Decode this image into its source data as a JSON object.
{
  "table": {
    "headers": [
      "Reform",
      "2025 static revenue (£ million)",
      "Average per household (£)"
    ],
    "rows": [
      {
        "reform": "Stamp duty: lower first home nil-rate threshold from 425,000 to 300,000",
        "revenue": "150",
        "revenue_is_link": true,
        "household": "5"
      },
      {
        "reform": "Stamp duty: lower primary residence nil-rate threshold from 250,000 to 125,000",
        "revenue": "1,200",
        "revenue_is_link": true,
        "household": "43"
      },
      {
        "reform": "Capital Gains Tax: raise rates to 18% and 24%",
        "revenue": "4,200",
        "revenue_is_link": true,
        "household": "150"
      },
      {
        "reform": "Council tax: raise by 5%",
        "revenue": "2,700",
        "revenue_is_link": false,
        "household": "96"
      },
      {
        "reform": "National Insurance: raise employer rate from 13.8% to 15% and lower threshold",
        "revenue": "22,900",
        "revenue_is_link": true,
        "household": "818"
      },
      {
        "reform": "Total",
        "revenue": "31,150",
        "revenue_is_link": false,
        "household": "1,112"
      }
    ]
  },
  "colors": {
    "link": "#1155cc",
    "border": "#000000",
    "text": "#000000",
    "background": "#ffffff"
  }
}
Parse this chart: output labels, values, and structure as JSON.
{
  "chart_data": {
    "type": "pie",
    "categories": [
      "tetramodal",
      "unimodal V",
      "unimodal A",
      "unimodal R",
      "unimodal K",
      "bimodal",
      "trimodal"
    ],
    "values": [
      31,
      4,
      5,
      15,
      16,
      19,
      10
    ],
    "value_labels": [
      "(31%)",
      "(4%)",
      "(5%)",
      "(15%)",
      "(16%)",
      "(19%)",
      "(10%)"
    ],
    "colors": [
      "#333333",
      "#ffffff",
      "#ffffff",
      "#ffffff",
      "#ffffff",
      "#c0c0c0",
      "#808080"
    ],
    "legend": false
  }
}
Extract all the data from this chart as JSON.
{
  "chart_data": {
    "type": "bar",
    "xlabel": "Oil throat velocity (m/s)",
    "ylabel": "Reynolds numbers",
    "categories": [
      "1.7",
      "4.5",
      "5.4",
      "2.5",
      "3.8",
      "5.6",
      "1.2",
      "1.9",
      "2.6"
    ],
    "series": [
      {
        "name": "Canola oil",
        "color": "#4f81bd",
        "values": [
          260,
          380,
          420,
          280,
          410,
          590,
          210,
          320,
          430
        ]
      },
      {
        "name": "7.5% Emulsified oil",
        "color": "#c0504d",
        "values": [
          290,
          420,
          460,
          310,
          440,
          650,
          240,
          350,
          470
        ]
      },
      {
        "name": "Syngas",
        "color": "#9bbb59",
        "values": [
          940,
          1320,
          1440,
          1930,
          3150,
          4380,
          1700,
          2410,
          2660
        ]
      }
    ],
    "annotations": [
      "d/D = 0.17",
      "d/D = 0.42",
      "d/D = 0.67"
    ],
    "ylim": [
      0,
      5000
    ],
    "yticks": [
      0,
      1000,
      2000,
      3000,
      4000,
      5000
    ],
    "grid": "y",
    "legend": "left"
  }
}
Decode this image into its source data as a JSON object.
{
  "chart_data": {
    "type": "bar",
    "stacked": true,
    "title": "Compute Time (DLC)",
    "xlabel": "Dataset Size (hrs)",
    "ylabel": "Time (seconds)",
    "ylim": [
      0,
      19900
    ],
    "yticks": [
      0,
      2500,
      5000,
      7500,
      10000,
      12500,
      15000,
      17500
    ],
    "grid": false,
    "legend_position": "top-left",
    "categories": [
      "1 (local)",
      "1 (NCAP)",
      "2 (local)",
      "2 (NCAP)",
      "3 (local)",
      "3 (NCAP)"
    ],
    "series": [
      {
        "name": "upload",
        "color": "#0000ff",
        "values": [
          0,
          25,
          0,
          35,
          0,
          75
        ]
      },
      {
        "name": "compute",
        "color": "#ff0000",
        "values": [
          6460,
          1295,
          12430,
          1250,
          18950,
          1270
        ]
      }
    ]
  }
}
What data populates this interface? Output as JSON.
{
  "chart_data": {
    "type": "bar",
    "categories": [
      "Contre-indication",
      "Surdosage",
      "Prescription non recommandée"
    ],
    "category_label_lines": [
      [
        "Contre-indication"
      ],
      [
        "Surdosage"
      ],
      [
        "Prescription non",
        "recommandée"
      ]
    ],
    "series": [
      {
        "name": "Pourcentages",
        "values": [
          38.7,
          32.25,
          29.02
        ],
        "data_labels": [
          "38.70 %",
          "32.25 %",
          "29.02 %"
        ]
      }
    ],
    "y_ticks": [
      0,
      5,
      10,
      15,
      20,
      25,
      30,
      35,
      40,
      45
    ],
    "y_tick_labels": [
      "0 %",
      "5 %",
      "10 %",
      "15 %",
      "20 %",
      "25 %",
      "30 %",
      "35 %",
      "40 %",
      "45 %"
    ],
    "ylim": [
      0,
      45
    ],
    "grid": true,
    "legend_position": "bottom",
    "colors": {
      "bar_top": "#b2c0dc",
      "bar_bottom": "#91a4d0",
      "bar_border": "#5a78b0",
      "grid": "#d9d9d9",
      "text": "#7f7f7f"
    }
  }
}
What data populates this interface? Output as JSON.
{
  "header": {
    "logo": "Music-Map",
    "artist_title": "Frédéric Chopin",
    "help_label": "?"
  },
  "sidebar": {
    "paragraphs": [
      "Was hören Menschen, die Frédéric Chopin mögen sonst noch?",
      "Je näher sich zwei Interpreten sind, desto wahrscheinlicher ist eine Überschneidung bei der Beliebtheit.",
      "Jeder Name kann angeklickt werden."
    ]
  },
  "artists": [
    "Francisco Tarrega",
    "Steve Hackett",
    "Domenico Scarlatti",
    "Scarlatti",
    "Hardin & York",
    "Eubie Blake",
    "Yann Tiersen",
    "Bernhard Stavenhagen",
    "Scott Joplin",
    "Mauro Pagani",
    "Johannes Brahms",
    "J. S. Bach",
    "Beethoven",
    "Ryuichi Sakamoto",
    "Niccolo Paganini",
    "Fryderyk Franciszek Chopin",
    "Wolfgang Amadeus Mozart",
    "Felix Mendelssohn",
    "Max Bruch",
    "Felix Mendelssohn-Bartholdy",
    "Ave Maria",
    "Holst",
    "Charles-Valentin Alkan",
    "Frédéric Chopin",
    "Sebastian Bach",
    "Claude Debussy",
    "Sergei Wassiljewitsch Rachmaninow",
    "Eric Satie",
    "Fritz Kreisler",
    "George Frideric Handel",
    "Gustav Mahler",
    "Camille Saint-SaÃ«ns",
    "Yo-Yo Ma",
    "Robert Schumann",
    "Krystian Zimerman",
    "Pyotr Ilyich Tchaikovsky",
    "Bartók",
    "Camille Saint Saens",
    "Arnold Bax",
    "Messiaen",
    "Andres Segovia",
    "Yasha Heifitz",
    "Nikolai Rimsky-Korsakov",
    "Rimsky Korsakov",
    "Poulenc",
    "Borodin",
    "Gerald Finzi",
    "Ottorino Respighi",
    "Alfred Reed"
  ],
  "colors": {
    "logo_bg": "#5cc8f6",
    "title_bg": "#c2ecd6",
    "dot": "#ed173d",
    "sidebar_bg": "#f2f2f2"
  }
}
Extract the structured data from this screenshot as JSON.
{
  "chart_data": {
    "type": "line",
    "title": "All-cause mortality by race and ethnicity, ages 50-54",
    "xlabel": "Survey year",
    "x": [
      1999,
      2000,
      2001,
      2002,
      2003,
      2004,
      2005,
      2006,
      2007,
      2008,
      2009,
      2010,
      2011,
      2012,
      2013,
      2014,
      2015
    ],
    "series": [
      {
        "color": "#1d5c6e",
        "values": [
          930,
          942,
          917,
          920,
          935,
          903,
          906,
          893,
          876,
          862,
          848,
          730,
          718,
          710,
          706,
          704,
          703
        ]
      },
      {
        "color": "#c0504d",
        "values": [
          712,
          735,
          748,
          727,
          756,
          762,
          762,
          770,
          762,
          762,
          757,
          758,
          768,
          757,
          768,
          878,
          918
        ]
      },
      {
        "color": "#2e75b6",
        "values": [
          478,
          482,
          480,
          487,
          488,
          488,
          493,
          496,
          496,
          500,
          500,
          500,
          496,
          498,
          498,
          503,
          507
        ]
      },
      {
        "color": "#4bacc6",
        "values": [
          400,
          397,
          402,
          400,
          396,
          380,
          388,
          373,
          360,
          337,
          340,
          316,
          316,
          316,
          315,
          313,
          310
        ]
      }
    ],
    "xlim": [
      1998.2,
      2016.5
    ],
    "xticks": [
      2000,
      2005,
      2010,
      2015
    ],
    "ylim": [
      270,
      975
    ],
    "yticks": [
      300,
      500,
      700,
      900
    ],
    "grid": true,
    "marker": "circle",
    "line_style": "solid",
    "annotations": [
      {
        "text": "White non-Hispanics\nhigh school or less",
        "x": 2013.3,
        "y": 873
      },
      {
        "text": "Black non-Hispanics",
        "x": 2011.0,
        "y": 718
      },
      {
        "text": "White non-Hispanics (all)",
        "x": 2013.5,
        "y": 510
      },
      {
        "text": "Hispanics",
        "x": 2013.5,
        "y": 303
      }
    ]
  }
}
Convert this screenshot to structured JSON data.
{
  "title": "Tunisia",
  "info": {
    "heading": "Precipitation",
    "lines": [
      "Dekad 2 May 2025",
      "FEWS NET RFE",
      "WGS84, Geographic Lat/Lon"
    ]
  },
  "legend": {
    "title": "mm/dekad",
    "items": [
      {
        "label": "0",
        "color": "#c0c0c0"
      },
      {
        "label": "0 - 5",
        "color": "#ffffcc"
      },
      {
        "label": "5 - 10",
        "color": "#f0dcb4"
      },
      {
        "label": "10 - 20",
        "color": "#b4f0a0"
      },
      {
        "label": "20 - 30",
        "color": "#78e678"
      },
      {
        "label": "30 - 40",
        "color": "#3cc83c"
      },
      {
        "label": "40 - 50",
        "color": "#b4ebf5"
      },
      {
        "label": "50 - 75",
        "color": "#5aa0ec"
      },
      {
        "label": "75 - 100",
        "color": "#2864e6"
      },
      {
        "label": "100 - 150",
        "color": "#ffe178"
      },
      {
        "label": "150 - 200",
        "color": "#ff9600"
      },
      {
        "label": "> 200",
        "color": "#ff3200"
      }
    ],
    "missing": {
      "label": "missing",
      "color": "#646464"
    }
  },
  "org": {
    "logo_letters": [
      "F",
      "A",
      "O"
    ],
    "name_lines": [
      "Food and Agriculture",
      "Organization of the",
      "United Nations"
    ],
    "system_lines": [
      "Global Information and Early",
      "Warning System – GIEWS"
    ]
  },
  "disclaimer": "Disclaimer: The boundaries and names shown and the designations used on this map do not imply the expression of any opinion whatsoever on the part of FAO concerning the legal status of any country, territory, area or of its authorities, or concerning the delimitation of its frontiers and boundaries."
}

------

Aim: Across the data, tally the lines containing "Extract" and give back the number alone.

Correct result: 2